Extracts from a graphics dataset:
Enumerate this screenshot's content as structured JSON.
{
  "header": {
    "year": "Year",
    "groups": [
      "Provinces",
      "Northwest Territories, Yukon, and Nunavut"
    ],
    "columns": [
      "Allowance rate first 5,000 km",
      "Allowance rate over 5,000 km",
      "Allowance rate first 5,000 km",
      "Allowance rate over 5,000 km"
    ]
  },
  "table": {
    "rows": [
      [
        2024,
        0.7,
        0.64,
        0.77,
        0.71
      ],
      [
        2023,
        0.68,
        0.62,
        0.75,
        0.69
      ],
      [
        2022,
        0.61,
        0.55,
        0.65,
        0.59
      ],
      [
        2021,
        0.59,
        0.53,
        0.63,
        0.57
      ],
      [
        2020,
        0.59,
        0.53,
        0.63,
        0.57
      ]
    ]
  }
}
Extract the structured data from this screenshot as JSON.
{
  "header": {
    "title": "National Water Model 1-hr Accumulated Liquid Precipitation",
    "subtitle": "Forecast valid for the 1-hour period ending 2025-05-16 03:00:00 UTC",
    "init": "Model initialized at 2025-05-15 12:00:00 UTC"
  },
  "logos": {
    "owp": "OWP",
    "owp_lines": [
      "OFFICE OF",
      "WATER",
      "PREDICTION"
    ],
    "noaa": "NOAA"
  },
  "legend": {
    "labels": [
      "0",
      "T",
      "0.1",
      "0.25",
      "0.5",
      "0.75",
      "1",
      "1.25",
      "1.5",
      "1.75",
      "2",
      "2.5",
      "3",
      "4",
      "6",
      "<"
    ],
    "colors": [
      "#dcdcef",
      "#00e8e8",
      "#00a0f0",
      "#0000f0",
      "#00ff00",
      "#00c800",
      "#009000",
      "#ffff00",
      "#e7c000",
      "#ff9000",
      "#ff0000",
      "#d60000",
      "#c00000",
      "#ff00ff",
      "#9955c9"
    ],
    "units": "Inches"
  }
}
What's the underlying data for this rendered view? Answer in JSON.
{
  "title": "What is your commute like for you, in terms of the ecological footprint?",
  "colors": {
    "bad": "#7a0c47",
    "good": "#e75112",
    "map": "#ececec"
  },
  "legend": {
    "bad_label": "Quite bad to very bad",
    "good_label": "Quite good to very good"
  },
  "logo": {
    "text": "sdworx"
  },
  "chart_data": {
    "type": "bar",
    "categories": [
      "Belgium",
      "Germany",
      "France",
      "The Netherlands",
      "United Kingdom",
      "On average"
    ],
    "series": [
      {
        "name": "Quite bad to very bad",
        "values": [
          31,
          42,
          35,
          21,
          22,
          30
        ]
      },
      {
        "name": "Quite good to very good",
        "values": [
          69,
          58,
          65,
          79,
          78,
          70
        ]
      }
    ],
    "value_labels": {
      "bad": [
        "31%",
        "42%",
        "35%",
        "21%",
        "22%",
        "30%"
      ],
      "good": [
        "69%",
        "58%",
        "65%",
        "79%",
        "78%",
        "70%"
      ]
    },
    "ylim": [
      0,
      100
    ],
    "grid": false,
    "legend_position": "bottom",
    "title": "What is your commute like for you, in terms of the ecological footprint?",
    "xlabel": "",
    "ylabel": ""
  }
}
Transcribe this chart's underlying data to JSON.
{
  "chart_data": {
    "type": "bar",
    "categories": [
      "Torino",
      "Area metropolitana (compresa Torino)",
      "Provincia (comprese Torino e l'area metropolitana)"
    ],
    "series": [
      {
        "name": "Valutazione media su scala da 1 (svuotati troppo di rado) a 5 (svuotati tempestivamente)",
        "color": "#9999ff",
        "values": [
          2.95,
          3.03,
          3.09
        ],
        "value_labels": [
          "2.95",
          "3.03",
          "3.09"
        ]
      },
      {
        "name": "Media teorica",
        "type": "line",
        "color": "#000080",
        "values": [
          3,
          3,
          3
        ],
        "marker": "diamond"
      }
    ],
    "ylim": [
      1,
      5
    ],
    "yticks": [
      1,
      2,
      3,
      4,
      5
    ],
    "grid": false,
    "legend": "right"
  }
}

▸ Task goal:
Nothing in the listing may be changed; retype it all exactly.

▸ Complete output:
Enumerate this screenshot's content as structured JSON.
{
  "header": {
    "year": "Year",
    "groups": [
      "Provinces",
      "Northwest Territories, Yukon, and Nunavut"
    ],
    "columns": [
      "Allowance rate first 5,000 km",
      "Allowance rate over 5,000 km",
      "Allowance rate first 5,000 km",
      "Allowance rate over 5,000 km"
    ]
  },
  "table": {
    "rows": [
      [
        2024,
        0.7,
        0.64,
        0.77,
        0.71
      ],
      [
        2023,
        0.68,
        0.62,
        0.75,
        0.69
      ],
      [
        2022,
        0.61,
        0.55,
        0.65,
        0.59
      ],
      [
        2021,
        0.59,
        0.53,
        0.63,
        0.57
      ],
      [
        2020,
        0.59,
        0.53,
        0.63,
        0.57
      ]
    ]
  }
}
Extract the structured data from this screenshot as JSON.
{
  "header": {
    "title": "National Water Model 1-hr Accumulated Liquid Precipitation",
    "subtitle": "Forecast valid for the 1-hour period ending 2025-05-16 03:00:00 UTC",
    "init": "Model initialized at 2025-05-15 12:00:00 UTC"
  },
  "logos": {
    "owp": "OWP",
    "owp_lines": [
      "OFFICE OF",
      "WATER",
      "PREDICTION"
    ],
    "noaa": "NOAA"
  },
  "legend": {
    "labels": [
      "0",
      "T",
      "0.1",
      "0.25",
      "0.5",
      "0.75",
      "1",
      "1.25",
      "1.5",
      "1.75",
      "2",
      "2.5",
      "3",
      "4",
      "6",
      "<"
    ],
    "colors": [
      "#dcdcef",
      "#00e8e8",
      "#00a0f0",
      "#0000f0",
      "#00ff00",
      "#00c800",
      "#009000",
      "#ffff00",
      "#e7c000",
      "#ff9000",
      "#ff0000",
      "#d60000",
      "#c00000",
      "#ff00ff",
      "#9955c9"
    ],
    "units": "Inches"
  }
}
What's the underlying data for this rendered view? Answer in JSON.
{
  "title": "What is your commute like for you, in terms of the ecological footprint?",
  "colors": {
    "bad": "#7a0c47",
    "good": "#e75112",
    "map": "#ececec"
  },
  "legend": {
    "bad_label": "Quite bad to very bad",
    "good_label": "Quite good to very good"
  },
  "logo": {
    "text": "sdworx"
  },
  "chart_data": {
    "type": "bar",
    "categories": [
      "Belgium",
      "Germany",
      "France",
      "The Netherlands",
      "United Kingdom",
      "On average"
    ],
    "series": [
      {
        "name": "Quite bad to very bad",
        "values": [
          31,
          42,
          35,
          21,
          22,
          30
        ]
      },
      {
        "name": "Quite good to very good",
        "values": [
          69,
          58,
          65,
          79,
          78,
          70
        ]
      }
    ],
    "value_labels": {
      "bad": [
        "31%",
        "42%",
        "35%",
        "21%",
        "22%",
        "30%"
      ],
      "good": [
        "69%",
        "58%",
        "65%",
        "79%",
        "78%",
        "70%"
      ]
    },
    "ylim": [
      0,
      100
    ],
    "grid": false,
    "legend_position": "bottom",
    "title": "What is your commute like for you, in terms of the ecological footprint?",
    "xlabel": "",
    "ylabel": ""
  }
}
Transcribe this chart's underlying data to JSON.
{
  "chart_data": {
    "type": "bar",
    "categories": [
      "Torino",
      "Area metropolitana (compresa Torino)",
      "Provincia (comprese Torino e l'area metropolitana)"
    ],
    "series": [
      {
        "name": "Valutazione media su scala da 1 (svuotati troppo di rado) a 5 (svuotati tempestivamente)",
        "color": "#9999ff",
        "values": [
          2.95,
          3.03,
          3.09
        ],
        "value_labels": [
          "2.95",
          "3.03",
          "3.09"
        ]
      },
      {
        "name": "Media teorica",
        "type": "line",
        "color": "#000080",
        "values": [
          3,
          3,
          3
        ],
        "marker": "diamond"
      }
    ],
    "ylim": [
      1,
      5
    ],
    "yticks": [
      1,
      2,
      3,
      4,
      5
    ],
    "grid": false,
    "legend": "right"
  }
}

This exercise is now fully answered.